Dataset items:
————

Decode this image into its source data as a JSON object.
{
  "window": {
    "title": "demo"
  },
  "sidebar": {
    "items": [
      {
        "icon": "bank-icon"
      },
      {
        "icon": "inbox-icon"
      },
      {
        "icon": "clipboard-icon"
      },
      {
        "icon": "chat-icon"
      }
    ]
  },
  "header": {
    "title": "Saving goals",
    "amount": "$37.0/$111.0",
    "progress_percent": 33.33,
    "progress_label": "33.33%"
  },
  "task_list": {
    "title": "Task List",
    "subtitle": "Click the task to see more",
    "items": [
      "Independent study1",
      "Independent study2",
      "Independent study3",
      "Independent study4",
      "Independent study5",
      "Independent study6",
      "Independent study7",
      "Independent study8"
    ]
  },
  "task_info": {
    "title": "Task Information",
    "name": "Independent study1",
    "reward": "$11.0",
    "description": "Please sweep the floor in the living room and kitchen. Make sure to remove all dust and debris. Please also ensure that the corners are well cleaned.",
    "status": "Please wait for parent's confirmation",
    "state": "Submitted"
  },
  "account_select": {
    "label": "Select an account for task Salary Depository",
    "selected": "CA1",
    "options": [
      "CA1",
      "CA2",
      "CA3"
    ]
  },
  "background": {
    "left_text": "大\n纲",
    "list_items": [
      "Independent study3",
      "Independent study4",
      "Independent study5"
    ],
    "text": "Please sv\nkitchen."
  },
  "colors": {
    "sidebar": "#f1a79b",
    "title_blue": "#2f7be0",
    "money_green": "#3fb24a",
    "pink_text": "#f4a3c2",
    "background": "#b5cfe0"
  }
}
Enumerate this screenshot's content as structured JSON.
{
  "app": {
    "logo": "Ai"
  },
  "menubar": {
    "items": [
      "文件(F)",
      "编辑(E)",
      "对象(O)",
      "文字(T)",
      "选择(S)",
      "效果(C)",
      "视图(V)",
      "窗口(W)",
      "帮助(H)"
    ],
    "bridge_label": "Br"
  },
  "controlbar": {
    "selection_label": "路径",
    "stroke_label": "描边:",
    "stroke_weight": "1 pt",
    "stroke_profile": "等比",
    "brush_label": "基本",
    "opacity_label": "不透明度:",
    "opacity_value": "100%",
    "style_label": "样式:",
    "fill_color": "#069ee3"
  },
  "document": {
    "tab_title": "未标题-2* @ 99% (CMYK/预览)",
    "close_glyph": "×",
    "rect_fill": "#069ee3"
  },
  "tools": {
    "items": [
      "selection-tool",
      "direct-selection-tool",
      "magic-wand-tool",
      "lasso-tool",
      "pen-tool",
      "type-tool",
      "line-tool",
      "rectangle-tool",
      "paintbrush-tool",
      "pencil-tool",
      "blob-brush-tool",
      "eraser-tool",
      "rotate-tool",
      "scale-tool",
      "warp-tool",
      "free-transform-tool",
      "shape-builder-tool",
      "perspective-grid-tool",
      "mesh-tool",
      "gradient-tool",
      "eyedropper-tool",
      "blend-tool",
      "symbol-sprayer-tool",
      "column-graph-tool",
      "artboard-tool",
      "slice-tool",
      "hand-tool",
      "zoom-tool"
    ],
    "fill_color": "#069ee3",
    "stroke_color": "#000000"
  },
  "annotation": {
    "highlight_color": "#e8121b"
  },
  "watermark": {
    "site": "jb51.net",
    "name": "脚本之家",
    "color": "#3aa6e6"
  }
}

————

AIM => Copy the data above in full, character for character.

TASK OUTPUT =>
Decode this image into its source data as a JSON object.
{
  "window": {
    "title": "demo"
  },
  "sidebar": {
    "items": [
      {
        "icon": "bank-icon"
      },
      {
        "icon": "inbox-icon"
      },
      {
        "icon": "clipboard-icon"
      },
      {
        "icon": "chat-icon"
      }
    ]
  },
  "header": {
    "title": "Saving goals",
    "amount": "$37.0/$111.0",
    "progress_percent": 33.33,
    "progress_label": "33.33%"
  },
  "task_list": {
    "title": "Task List",
    "subtitle": "Click the task to see more",
    "items": [
      "Independent study1",
      "Independent study2",
      "Independent study3",
      "Independent study4",
      "Independent study5",
      "Independent study6",
      "Independent study7",
      "Independent study8"
    ]
  },
  "task_info": {
    "title": "Task Information",
    "name": "Independent study1",
    "reward": "$11.0",
    "description": "Please sweep the floor in the living room and kitchen. Make sure to remove all dust and debris. Please also ensure that the corners are well cleaned.",
    "status": "Please wait for parent's confirmation",
    "state": "Submitted"
  },
  "account_select": {
    "label": "Select an account for task Salary Depository",
    "selected": "CA1",
    "options": [
      "CA1",
      "CA2",
      "CA3"
    ]
  },
  "background": {
    "left_text": "大\n纲",
    "list_items": [
      "Independent study3",
      "Independent study4",
      "Independent study5"
    ],
    "text": "Please sv\nkitchen."
  },
  "colors": {
    "sidebar": "#f1a79b",
    "title_blue": "#2f7be0",
    "money_green": "#3fb24a",
    "pink_text": "#f4a3c2",
    "background": "#b5cfe0"
  }
}
Enumerate this screenshot's content as structured JSON.
{
  "app": {
    "logo": "Ai"
  },
  "menubar": {
    "items": [
      "文件(F)",
      "编辑(E)",
      "对象(O)",
      "文字(T)",
      "选择(S)",
      "效果(C)",
      "视图(V)",
      "窗口(W)",
      "帮助(H)"
    ],
    "bridge_label": "Br"
  },
  "controlbar": {
    "selection_label": "路径",
    "stroke_label": "描边:",
    "stroke_weight": "1 pt",
    "stroke_profile": "等比",
    "brush_label": "基本",
    "opacity_label": "不透明度:",
    "opacity_value": "100%",
    "style_label": "样式:",
    "fill_color": "#069ee3"
  },
  "document": {
    "tab_title": "未标题-2* @ 99% (CMYK/预览)",
    "close_glyph": "×",
    "rect_fill": "#069ee3"
  },
  "tools": {
    "items": [
      "selection-tool",
      "direct-selection-tool",
      "magic-wand-tool",
      "lasso-tool",
      "pen-tool",
      "type-tool",
      "line-tool",
      "rectangle-tool",
      "paintbrush-tool",
      "pencil-tool",
      "blob-brush-tool",
      "eraser-tool",
      "rotate-tool",
      "scale-tool",
      "warp-tool",
      "free-transform-tool",
      "shape-builder-tool",
      "perspective-grid-tool",
      "mesh-tool",
      "gradient-tool",
      "eyedropper-tool",
      "blend-tool",
      "symbol-sprayer-tool",
      "column-graph-tool",
      "artboard-tool",
      "slice-tool",
      "hand-tool",
      "zoom-tool"
    ],
    "fill_color": "#069ee3",
    "stroke_color": "#000000"
  },
  "annotation": {
    "highlight_color": "#e8121b"
  },
  "watermark": {
    "site": "jb51.net",
    "name": "脚本之家",
    "color": "#3aa6e6"
  }
}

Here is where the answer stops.